DATA FOR THE TASK:
···
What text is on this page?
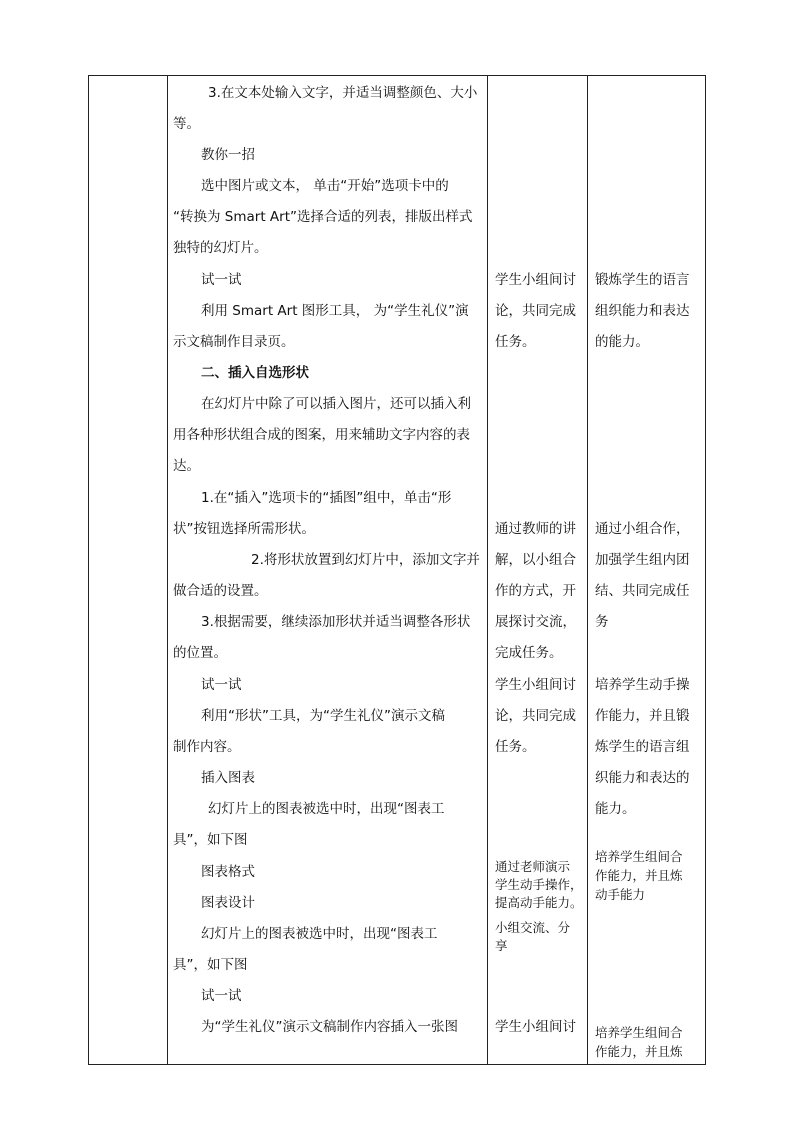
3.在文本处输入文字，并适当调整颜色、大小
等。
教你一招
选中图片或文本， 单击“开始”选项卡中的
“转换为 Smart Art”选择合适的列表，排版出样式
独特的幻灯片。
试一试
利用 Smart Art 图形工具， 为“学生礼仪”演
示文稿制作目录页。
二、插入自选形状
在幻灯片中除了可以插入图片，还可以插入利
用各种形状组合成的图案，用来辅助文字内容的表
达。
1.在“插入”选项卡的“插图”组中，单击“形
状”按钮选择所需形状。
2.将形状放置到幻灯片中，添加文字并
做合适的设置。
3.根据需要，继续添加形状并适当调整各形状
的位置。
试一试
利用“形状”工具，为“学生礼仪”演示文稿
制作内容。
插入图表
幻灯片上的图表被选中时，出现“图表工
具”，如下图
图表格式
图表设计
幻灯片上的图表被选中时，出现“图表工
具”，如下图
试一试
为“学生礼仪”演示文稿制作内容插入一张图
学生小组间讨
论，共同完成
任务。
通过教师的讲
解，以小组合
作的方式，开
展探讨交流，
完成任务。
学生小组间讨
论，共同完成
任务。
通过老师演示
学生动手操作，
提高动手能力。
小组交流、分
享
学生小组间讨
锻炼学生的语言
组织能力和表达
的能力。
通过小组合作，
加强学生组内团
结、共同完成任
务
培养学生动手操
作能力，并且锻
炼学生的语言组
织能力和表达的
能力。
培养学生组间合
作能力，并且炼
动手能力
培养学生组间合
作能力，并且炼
···
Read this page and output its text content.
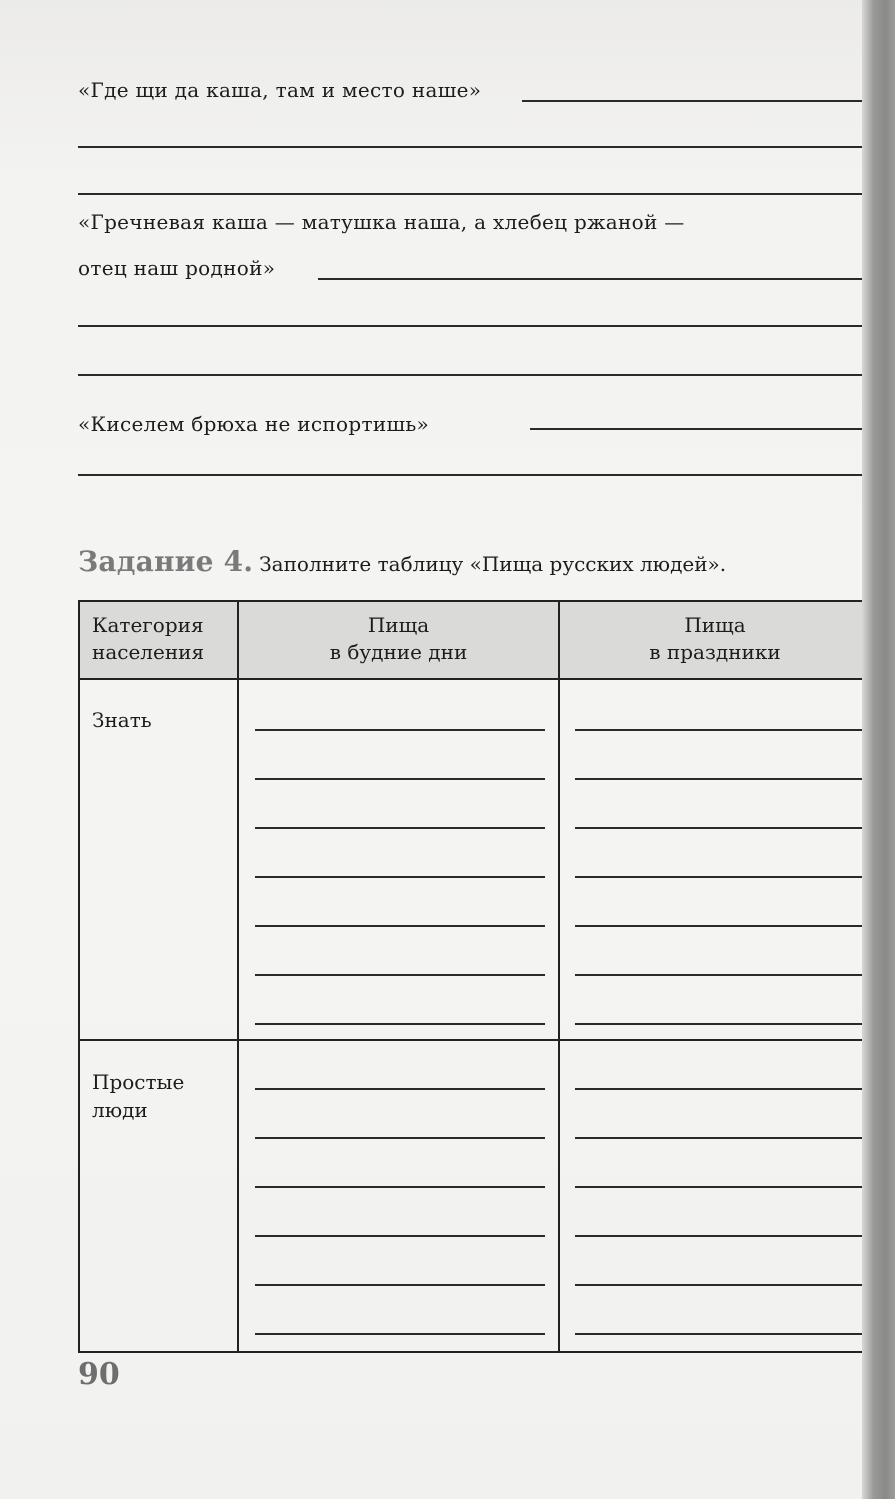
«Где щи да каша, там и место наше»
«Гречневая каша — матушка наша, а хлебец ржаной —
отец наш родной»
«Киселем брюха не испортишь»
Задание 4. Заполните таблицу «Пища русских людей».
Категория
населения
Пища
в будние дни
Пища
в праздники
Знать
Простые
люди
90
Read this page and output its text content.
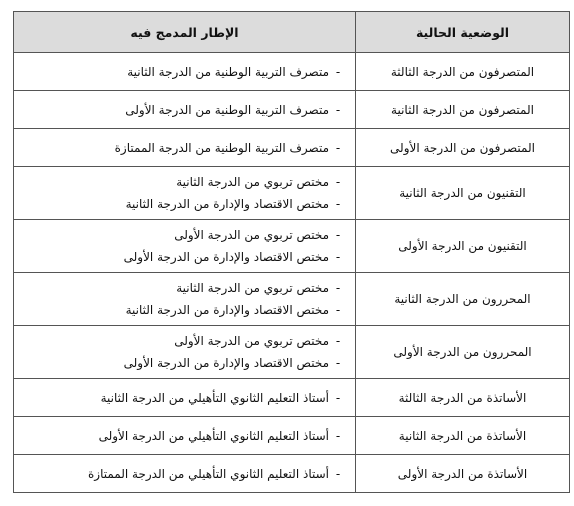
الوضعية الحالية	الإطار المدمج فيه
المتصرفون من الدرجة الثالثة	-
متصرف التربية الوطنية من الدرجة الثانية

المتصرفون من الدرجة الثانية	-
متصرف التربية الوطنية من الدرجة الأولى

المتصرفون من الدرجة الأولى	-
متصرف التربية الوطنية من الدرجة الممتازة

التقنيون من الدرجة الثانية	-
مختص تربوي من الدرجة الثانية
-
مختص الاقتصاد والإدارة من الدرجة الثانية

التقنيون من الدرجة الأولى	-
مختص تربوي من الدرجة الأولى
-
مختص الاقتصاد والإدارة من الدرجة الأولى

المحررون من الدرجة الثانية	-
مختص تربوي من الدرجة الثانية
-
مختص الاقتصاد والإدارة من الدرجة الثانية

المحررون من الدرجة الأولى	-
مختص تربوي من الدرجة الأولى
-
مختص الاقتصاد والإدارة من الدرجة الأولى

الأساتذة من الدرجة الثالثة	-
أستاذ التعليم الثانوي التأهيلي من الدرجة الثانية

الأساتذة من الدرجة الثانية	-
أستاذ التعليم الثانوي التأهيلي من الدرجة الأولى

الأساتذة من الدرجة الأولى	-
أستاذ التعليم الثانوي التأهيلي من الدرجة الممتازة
···
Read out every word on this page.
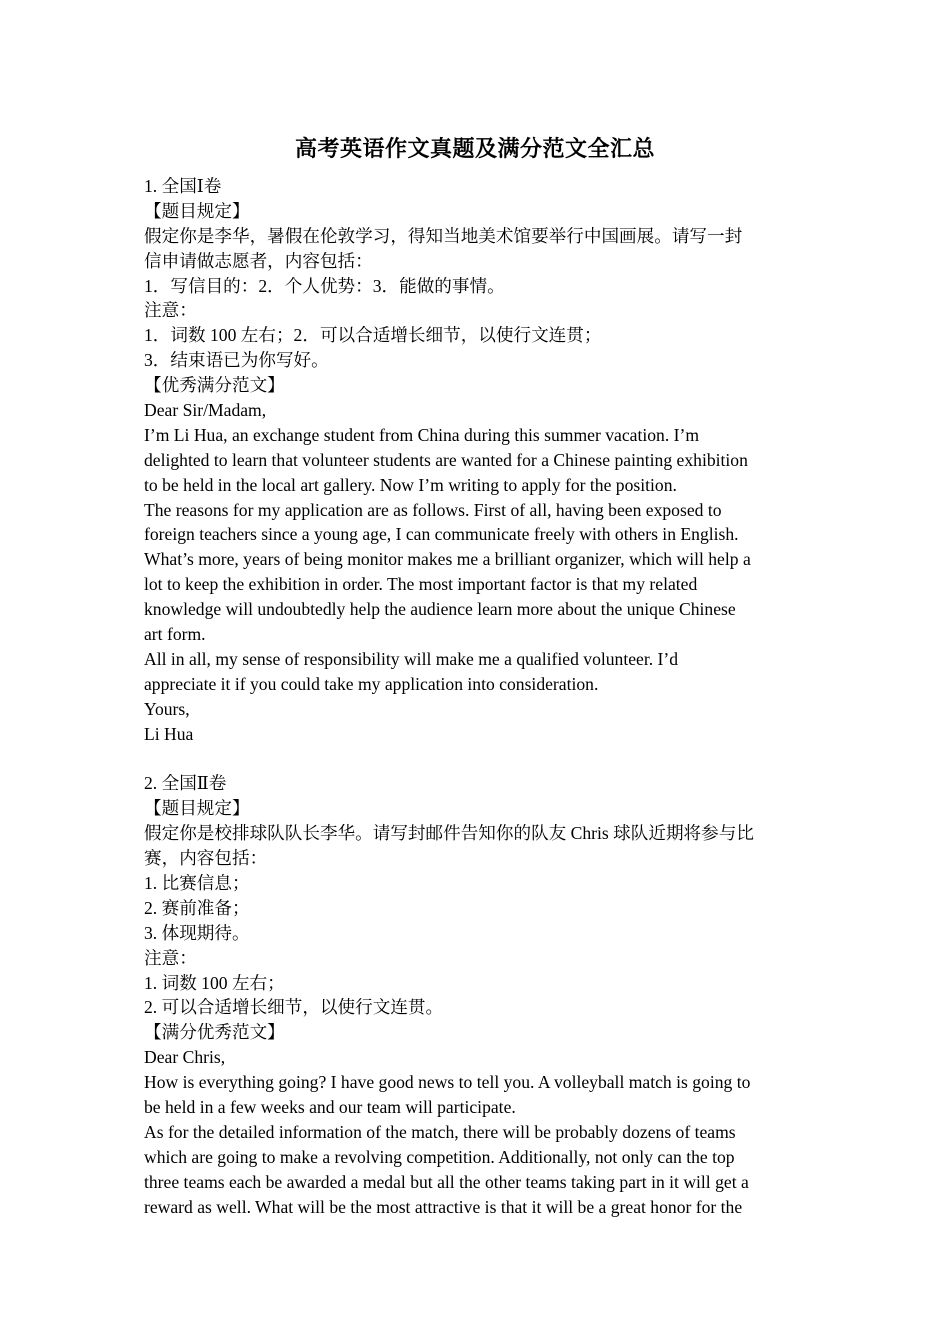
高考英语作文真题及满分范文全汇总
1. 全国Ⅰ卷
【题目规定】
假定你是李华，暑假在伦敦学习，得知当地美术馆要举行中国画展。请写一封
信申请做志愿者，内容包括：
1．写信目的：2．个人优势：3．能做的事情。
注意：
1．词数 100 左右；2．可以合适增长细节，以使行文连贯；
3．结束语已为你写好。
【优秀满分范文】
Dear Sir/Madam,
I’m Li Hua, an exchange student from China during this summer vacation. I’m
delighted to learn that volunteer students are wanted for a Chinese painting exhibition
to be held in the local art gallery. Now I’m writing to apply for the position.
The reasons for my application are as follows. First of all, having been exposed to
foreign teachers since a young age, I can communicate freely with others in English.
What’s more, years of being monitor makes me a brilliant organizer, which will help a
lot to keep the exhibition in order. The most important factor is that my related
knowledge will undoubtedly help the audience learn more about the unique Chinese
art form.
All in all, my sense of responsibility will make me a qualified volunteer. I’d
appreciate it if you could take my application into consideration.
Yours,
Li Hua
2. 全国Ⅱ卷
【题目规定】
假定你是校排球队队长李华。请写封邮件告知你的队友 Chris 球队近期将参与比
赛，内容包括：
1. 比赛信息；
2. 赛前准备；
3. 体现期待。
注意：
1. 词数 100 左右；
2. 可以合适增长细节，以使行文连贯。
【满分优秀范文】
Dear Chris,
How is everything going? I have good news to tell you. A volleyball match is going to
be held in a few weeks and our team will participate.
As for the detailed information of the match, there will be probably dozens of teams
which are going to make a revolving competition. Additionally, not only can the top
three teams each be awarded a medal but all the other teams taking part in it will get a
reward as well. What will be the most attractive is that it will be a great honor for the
···
In the entries above, find every line with the word "that" and list it.

delighted to learn that volunteer students are wanted for a Chinese painting exhibition
lot to keep the exhibition in order. The most important factor is that my related
reward as well. What will be the most attractive is that it will be a great honor for the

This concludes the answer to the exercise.